====== Selected text

In response to the US moves, Tehran has so far rowed back on its nuclear commitments four times in compliance with Articles 26 and 36 of the JCPOA, but stressed that its retaliatory measures will be reversible as soon as Europe finds practical ways to shield the mutual trade from the US sanctions.
On January 5, Iran took a final step in reducing its commitments, and said it would no longer observe any operational limitations on its nuclear industry, whether concerning the capacity and level of uranium enrichment, the volume of stockpiled uranium or research and development.
Araqchi said that Iran was still keen and making efforts to keep the JCPOA alive but reaffirmed that Tehran would continue to suspend its commitments under the JCPOA unless its economic demands were met.
The Islamic Republic stressed in every meeting and also this meeting that without its demands being met in economic sectors Iran’s full return to the JCPOA is not possible, he said, adding that nevertheless, Iran’s intention is still to keep the JCPOA and make efforts to this goal.
Helga Schmid, secretary general of the European Union’s External Action Service (EEAS), said on Twitter that the JCPOA’s Joint Commission meeting on Wednesday “concluded with substantial discussions on next steps.”

============
====== Data provided

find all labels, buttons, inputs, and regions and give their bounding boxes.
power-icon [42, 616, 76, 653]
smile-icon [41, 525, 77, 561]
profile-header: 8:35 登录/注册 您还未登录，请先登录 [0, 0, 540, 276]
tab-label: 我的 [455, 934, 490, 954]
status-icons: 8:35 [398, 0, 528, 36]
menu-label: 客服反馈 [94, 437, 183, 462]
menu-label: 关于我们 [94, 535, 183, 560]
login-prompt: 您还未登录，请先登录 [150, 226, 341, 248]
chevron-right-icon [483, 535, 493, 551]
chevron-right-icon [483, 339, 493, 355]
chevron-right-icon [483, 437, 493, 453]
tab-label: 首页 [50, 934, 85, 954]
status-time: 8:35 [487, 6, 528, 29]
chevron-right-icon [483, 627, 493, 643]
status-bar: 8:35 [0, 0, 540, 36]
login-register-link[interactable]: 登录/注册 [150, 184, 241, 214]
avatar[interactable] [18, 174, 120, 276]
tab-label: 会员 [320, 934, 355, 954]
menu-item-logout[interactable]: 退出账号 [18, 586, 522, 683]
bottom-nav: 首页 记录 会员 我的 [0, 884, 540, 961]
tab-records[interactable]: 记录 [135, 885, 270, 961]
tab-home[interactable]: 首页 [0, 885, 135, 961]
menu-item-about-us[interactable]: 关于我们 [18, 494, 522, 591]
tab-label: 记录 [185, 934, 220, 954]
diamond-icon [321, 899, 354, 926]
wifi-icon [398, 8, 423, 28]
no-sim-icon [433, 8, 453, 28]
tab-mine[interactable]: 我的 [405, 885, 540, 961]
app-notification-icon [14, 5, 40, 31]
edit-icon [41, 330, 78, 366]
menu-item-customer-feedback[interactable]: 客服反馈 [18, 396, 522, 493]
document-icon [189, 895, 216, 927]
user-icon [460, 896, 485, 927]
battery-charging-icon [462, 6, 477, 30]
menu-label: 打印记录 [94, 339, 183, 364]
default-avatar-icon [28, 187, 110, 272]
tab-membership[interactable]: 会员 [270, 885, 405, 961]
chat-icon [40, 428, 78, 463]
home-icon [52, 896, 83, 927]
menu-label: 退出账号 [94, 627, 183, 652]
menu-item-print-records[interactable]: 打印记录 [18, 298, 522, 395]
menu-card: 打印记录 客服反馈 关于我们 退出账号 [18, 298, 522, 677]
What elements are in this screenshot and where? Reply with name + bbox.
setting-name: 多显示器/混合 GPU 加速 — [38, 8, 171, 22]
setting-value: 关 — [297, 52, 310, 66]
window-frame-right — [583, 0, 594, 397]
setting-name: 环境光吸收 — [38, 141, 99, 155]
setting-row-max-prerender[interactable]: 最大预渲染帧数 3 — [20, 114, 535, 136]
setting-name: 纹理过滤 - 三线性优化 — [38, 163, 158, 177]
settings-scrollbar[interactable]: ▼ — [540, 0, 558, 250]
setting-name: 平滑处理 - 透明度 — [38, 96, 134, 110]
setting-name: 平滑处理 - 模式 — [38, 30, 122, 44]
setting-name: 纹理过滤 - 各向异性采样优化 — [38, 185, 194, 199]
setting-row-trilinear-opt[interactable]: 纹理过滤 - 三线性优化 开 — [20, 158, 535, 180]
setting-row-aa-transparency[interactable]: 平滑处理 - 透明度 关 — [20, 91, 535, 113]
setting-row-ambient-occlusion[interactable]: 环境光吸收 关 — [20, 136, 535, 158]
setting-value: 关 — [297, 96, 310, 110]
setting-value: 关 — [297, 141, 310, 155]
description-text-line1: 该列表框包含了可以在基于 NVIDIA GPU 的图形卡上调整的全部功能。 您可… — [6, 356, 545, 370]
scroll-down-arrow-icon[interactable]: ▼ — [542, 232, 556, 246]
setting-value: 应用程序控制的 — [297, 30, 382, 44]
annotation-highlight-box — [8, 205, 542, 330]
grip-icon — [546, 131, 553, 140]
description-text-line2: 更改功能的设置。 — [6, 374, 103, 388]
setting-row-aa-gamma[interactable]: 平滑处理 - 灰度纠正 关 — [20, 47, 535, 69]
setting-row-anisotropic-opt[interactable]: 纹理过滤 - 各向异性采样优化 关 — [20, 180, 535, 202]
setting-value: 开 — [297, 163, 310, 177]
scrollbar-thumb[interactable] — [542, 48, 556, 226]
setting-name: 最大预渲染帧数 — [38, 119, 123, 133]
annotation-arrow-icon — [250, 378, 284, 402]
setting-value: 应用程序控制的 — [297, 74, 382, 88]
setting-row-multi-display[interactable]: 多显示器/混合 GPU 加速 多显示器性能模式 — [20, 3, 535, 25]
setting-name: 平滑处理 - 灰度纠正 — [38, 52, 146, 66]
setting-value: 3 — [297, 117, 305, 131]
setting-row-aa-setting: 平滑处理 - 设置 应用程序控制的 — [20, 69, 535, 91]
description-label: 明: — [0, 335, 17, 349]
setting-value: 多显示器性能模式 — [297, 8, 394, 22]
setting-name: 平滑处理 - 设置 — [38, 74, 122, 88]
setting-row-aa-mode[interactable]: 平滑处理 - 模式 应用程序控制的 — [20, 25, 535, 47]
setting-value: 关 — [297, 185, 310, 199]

============

## Exercise tasks:
**A)** Quote the passage on Iran's nuclear commitments under the JCPOA, beginning at the words "Araqchi said that" and stopping after "to this goal.".
**B)** According to the passage on Iran's nuclear commitments under the JCPOA, on what date did Iran take its final step in reducing those commitments?
**C)** Carry on the passage on Iran's nuclear commitments under the JCPOA from the point where it stops.

## Responses per task:
**A)**
Araqchi said that Iran was still keen and making efforts to keep the JCPOA alive but reaffirmed that Tehran would continue to suspend its commitments under the JCPOA unless its economic demands were met.
The Islamic Republic stressed in every meeting and also this meeting that without its demands being met in economic sectors Iran’s full return to the JCPOA is not possible, he said, adding that nevertheless, Iran’s intention is still to keep the JCPOA and make efforts to this goal.

**B)** January 5

**C)**
Schmid added, “As a follow up to the statement by @JosepBorellF (https://bit.ly/2v98z5r), participants reviewed experts level discussions which have taken place in different formats in past weeks.”
The Joint Commission was chaired by Schmid on behalf of EU High Representative Josep Borrell.
After the meeting, a statement by Borrell was also issued. It said that the meeting addressed both Iran’s steps in reducing its nuclear commitments under the JCPOA, as well as longstanding concerns, recognized by all participants, regarding the impact of the US withdrawal from the agreement and its re-imposition of sanctions.
“Participants also acknowledged that the re-imposition of US sanctions did not allow Iran to reap the full benefits arising from sanctions-lifting,” read part of the statement, adding, “All participants reaffirmed the importance of preserving the agreement recalling that it is a key element of the global nuclear non-proliferation architecture.”
It said that participants reviewed expert-level discussions which have taken place in different formats in past weeks, both as regards nuclear implementation issues and the wider impacts of the withdrawal of the US from the JCPOA and its re-imposition of sanctions and benefits arising from sanctions-lifting.
Dispute mechanism launch no solution to woes: China
Meanwhile, Permanent Representative of China in Vienna Wang Qun said at the end of the JCPOA’s Joint Commission meeting that the launch of the dispute resolution mechanism enshrined in the Iran nuclear deal is not the right way to respond to the challenges of the deal and thus is not on the agenda of the meeting.
“The re-imposition of sanctions or the launch of the [dispute resolution] mechanism are not answers to the challenges standing before us.
The participants of the meeting agree that this must not be included on the agenda. Yes, there are different points of view, but it is not on the agenda,” Wang said.
Wang added that the participants of the meeting reaffirmed their commitment to the JCPOA and underlined the need to uphold its tenets.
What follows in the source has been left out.